▸ INSTRUCTIONS FOR THE TASK
Every entry below must appear again, exactly as written.

# # # #

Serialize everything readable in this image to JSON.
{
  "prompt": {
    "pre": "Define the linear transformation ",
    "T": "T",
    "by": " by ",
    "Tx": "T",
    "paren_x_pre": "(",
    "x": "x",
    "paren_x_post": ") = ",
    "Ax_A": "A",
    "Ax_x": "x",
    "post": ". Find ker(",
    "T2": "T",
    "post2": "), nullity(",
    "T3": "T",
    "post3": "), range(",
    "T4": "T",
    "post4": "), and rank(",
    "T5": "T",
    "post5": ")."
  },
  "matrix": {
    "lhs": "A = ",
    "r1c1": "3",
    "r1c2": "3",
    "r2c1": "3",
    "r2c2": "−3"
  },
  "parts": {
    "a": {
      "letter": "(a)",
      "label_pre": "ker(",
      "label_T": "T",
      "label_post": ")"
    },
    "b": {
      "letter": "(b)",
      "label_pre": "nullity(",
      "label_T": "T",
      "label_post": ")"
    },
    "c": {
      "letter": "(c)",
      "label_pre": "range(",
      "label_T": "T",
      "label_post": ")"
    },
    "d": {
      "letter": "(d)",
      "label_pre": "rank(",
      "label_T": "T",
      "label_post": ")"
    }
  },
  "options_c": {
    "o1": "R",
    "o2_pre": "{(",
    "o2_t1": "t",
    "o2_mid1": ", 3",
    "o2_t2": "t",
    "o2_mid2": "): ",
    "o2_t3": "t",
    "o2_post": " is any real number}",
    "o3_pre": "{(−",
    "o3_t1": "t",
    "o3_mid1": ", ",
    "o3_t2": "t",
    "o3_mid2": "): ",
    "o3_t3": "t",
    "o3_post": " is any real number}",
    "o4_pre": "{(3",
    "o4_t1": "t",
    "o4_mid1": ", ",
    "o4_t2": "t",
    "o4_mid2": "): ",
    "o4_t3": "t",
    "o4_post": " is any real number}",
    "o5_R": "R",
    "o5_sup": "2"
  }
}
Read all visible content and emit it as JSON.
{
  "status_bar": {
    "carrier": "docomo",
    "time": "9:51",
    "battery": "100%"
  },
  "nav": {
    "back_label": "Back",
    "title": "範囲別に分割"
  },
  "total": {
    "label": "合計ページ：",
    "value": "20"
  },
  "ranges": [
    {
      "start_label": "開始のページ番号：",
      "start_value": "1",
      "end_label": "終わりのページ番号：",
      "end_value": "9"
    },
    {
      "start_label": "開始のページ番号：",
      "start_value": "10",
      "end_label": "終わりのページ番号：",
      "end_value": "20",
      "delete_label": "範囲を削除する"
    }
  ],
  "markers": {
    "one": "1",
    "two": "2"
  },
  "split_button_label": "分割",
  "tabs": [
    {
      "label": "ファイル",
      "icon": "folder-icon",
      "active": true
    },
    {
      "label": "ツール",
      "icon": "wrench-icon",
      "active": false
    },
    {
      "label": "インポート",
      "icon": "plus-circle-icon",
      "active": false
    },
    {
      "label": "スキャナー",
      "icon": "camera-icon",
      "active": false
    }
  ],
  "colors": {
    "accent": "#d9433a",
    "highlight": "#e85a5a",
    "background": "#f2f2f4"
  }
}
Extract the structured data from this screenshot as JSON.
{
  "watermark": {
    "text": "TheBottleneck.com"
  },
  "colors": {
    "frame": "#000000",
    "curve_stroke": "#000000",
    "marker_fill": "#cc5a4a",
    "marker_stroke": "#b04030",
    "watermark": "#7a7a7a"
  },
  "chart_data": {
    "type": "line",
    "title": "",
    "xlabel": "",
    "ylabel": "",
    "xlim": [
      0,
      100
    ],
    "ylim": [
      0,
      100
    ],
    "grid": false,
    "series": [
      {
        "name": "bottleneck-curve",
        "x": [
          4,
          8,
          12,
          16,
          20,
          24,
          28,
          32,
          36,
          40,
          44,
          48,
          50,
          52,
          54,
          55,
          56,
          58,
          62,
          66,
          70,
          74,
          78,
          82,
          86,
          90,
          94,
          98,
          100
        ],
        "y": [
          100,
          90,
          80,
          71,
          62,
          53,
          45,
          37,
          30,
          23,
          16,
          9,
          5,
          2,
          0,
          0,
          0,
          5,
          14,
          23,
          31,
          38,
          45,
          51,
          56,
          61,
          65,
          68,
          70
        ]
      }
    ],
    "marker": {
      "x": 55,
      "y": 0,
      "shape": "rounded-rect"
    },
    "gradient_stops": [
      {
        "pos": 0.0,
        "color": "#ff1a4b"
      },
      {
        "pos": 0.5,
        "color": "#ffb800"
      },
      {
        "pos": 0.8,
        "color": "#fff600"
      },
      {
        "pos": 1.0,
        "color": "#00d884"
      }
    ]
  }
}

# # # #

▸ SOLUTION BELOW
Serialize everything readable in this image to JSON.
{
  "prompt": {
    "pre": "Define the linear transformation ",
    "T": "T",
    "by": " by ",
    "Tx": "T",
    "paren_x_pre": "(",
    "x": "x",
    "paren_x_post": ") = ",
    "Ax_A": "A",
    "Ax_x": "x",
    "post": ". Find ker(",
    "T2": "T",
    "post2": "), nullity(",
    "T3": "T",
    "post3": "), range(",
    "T4": "T",
    "post4": "), and rank(",
    "T5": "T",
    "post5": ")."
  },
  "matrix": {
    "lhs": "A = ",
    "r1c1": "3",
    "r1c2": "3",
    "r2c1": "3",
    "r2c2": "−3"
  },
  "parts": {
    "a": {
      "letter": "(a)",
      "label_pre": "ker(",
      "label_T": "T",
      "label_post": ")"
    },
    "b": {
      "letter": "(b)",
      "label_pre": "nullity(",
      "label_T": "T",
      "label_post": ")"
    },
    "c": {
      "letter": "(c)",
      "label_pre": "range(",
      "label_T": "T",
      "label_post": ")"
    },
    "d": {
      "letter": "(d)",
      "label_pre": "rank(",
      "label_T": "T",
      "label_post": ")"
    }
  },
  "options_c": {
    "o1": "R",
    "o2_pre": "{(",
    "o2_t1": "t",
    "o2_mid1": ", 3",
    "o2_t2": "t",
    "o2_mid2": "): ",
    "o2_t3": "t",
    "o2_post": " is any real number}",
    "o3_pre": "{(−",
    "o3_t1": "t",
    "o3_mid1": ", ",
    "o3_t2": "t",
    "o3_mid2": "): ",
    "o3_t3": "t",
    "o3_post": " is any real number}",
    "o4_pre": "{(3",
    "o4_t1": "t",
    "o4_mid1": ", ",
    "o4_t2": "t",
    "o4_mid2": "): ",
    "o4_t3": "t",
    "o4_post": " is any real number}",
    "o5_R": "R",
    "o5_sup": "2"
  }
}
Read all visible content and emit it as JSON.
{
  "status_bar": {
    "carrier": "docomo",
    "time": "9:51",
    "battery": "100%"
  },
  "nav": {
    "back_label": "Back",
    "title": "範囲別に分割"
  },
  "total": {
    "label": "合計ページ：",
    "value": "20"
  },
  "ranges": [
    {
      "start_label": "開始のページ番号：",
      "start_value": "1",
      "end_label": "終わりのページ番号：",
      "end_value": "9"
    },
    {
      "start_label": "開始のページ番号：",
      "start_value": "10",
      "end_label": "終わりのページ番号：",
      "end_value": "20",
      "delete_label": "範囲を削除する"
    }
  ],
  "markers": {
    "one": "1",
    "two": "2"
  },
  "split_button_label": "分割",
  "tabs": [
    {
      "label": "ファイル",
      "icon": "folder-icon",
      "active": true
    },
    {
      "label": "ツール",
      "icon": "wrench-icon",
      "active": false
    },
    {
      "label": "インポート",
      "icon": "plus-circle-icon",
      "active": false
    },
    {
      "label": "スキャナー",
      "icon": "camera-icon",
      "active": false
    }
  ],
  "colors": {
    "accent": "#d9433a",
    "highlight": "#e85a5a",
    "background": "#f2f2f4"
  }
}
Extract the structured data from this screenshot as JSON.
{
  "watermark": {
    "text": "TheBottleneck.com"
  },
  "colors": {
    "frame": "#000000",
    "curve_stroke": "#000000",
    "marker_fill": "#cc5a4a",
    "marker_stroke": "#b04030",
    "watermark": "#7a7a7a"
  },
  "chart_data": {
    "type": "line",
    "title": "",
    "xlabel": "",
    "ylabel": "",
    "xlim": [
      0,
      100
    ],
    "ylim": [
      0,
      100
    ],
    "grid": false,
    "series": [
      {
        "name": "bottleneck-curve",
        "x": [
          4,
          8,
          12,
          16,
          20,
          24,
          28,
          32,
          36,
          40,
          44,
          48,
          50,
          52,
          54,
          55,
          56,
          58,
          62,
          66,
          70,
          74,
          78,
          82,
          86,
          90,
          94,
          98,
          100
        ],
        "y": [
          100,
          90,
          80,
          71,
          62,
          53,
          45,
          37,
          30,
          23,
          16,
          9,
          5,
          2,
          0,
          0,
          0,
          5,
          14,
          23,
          31,
          38,
          45,
          51,
          56,
          61,
          65,
          68,
          70
        ]
      }
    ],
    "marker": {
      "x": 55,
      "y": 0,
      "shape": "rounded-rect"
    },
    "gradient_stops": [
      {
        "pos": 0.0,
        "color": "#ff1a4b"
      },
      {
        "pos": 0.5,
        "color": "#ffb800"
      },
      {
        "pos": 0.8,
        "color": "#fff600"
      },
      {
        "pos": 1.0,
        "color": "#00d884"
      }
    ]
  }
}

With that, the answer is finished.